Given task:
Without including any images, reproduce each entry exactly.

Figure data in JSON
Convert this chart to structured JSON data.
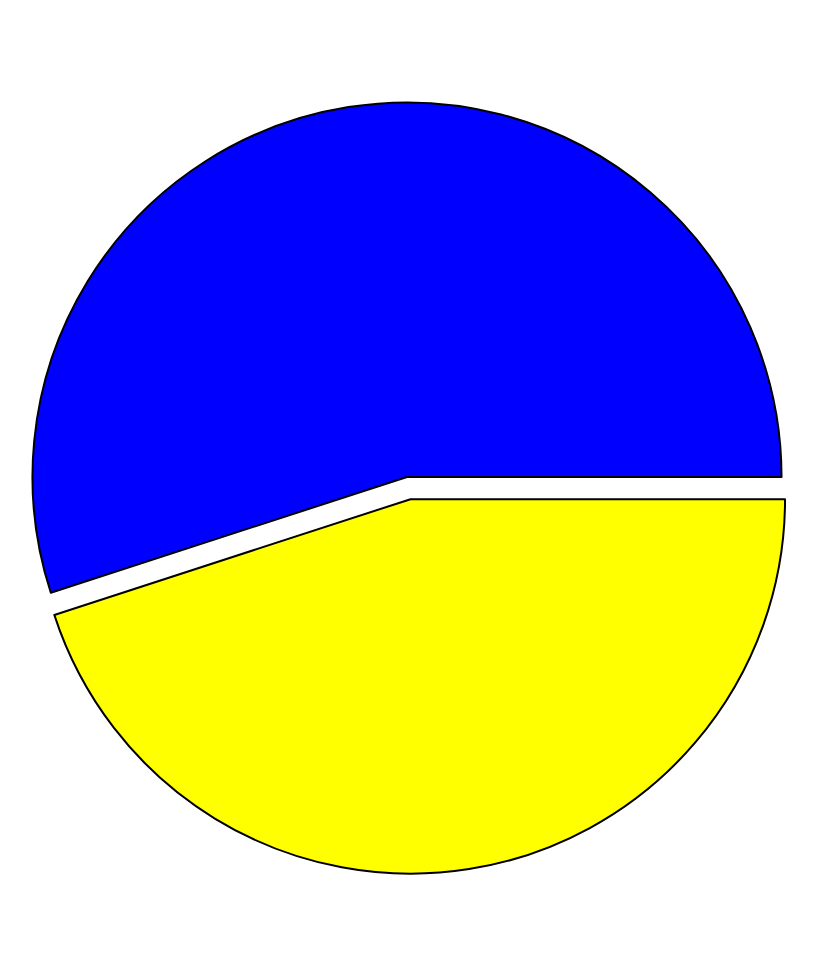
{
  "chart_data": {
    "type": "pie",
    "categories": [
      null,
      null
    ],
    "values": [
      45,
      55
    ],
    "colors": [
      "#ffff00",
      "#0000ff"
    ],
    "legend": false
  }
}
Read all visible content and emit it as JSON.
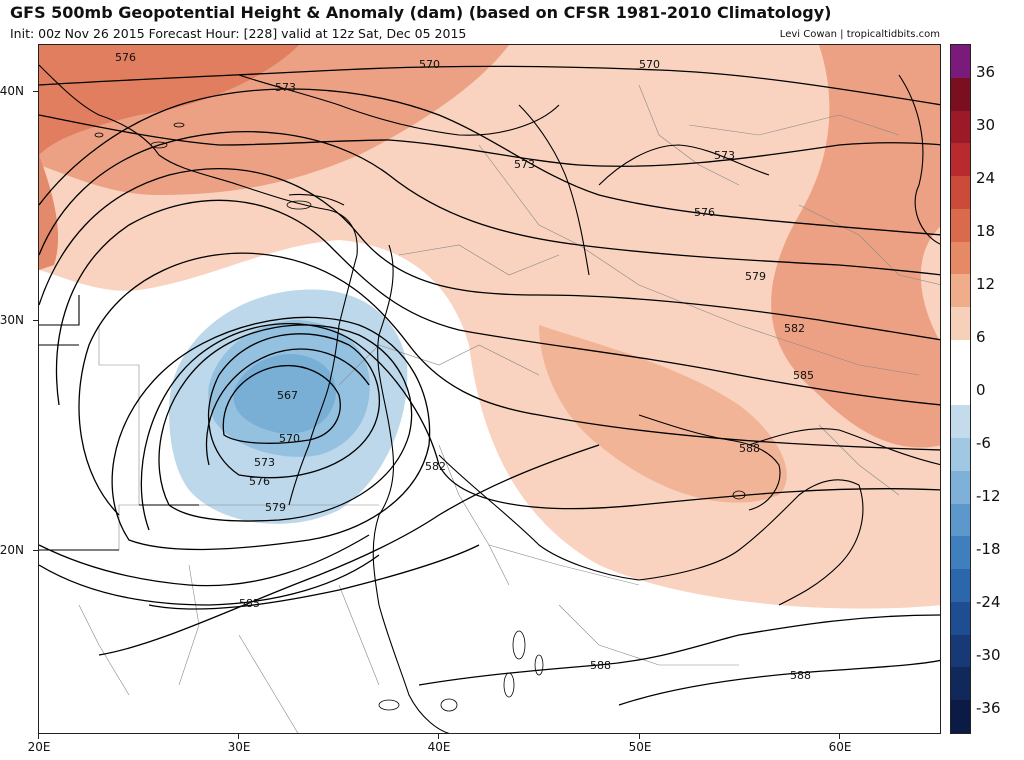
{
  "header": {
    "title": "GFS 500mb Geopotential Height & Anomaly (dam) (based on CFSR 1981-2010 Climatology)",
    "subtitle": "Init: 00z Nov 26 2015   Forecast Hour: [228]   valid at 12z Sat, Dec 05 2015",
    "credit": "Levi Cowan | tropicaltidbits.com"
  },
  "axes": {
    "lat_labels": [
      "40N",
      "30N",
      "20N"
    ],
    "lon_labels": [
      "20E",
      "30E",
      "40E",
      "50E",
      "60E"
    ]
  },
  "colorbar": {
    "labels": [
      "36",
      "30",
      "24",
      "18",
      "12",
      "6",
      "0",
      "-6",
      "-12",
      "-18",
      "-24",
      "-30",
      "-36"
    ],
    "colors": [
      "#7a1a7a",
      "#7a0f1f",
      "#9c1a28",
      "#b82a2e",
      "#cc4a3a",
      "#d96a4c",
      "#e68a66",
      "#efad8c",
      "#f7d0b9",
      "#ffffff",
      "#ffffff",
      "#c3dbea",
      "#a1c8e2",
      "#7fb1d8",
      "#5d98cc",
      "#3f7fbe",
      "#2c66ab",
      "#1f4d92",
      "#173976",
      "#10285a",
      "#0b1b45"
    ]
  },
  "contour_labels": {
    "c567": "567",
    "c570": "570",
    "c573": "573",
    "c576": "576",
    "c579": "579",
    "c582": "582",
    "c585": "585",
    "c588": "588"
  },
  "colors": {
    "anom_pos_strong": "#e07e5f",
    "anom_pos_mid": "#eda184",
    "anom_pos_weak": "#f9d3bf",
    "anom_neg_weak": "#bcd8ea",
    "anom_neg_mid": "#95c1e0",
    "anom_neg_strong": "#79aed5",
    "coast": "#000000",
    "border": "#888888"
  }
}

Answer below:
Convert this chart to structured JSON data.
{
  "chart_data": {
    "type": "pie",
    "categories": [
      null,
      null
    ],
    "values": [
      45,
      55
    ],
    "colors": [
      "#ffff00",
      "#0000ff"
    ],
    "legend": false
  }
}
Read all visible content and emit it as JSON.
{
  "header": {
    "title": "GFS 500mb Geopotential Height & Anomaly (dam) (based on CFSR 1981-2010 Climatology)",
    "subtitle": "Init: 00z Nov 26 2015   Forecast Hour: [228]   valid at 12z Sat, Dec 05 2015",
    "credit": "Levi Cowan | tropicaltidbits.com"
  },
  "axes": {
    "lat_labels": [
      "40N",
      "30N",
      "20N"
    ],
    "lon_labels": [
      "20E",
      "30E",
      "40E",
      "50E",
      "60E"
    ]
  },
  "colorbar": {
    "labels": [
      "36",
      "30",
      "24",
      "18",
      "12",
      "6",
      "0",
      "-6",
      "-12",
      "-18",
      "-24",
      "-30",
      "-36"
    ],
    "colors": [
      "#7a1a7a",
      "#7a0f1f",
      "#9c1a28",
      "#b82a2e",
      "#cc4a3a",
      "#d96a4c",
      "#e68a66",
      "#efad8c",
      "#f7d0b9",
      "#ffffff",
      "#ffffff",
      "#c3dbea",
      "#a1c8e2",
      "#7fb1d8",
      "#5d98cc",
      "#3f7fbe",
      "#2c66ab",
      "#1f4d92",
      "#173976",
      "#10285a",
      "#0b1b45"
    ]
  },
  "contour_labels": {
    "c567": "567",
    "c570": "570",
    "c573": "573",
    "c576": "576",
    "c579": "579",
    "c582": "582",
    "c585": "585",
    "c588": "588"
  },
  "colors": {
    "anom_pos_strong": "#e07e5f",
    "anom_pos_mid": "#eda184",
    "anom_pos_weak": "#f9d3bf",
    "anom_neg_weak": "#bcd8ea",
    "anom_neg_mid": "#95c1e0",
    "anom_neg_strong": "#79aed5",
    "coast": "#000000",
    "border": "#888888"
  }
}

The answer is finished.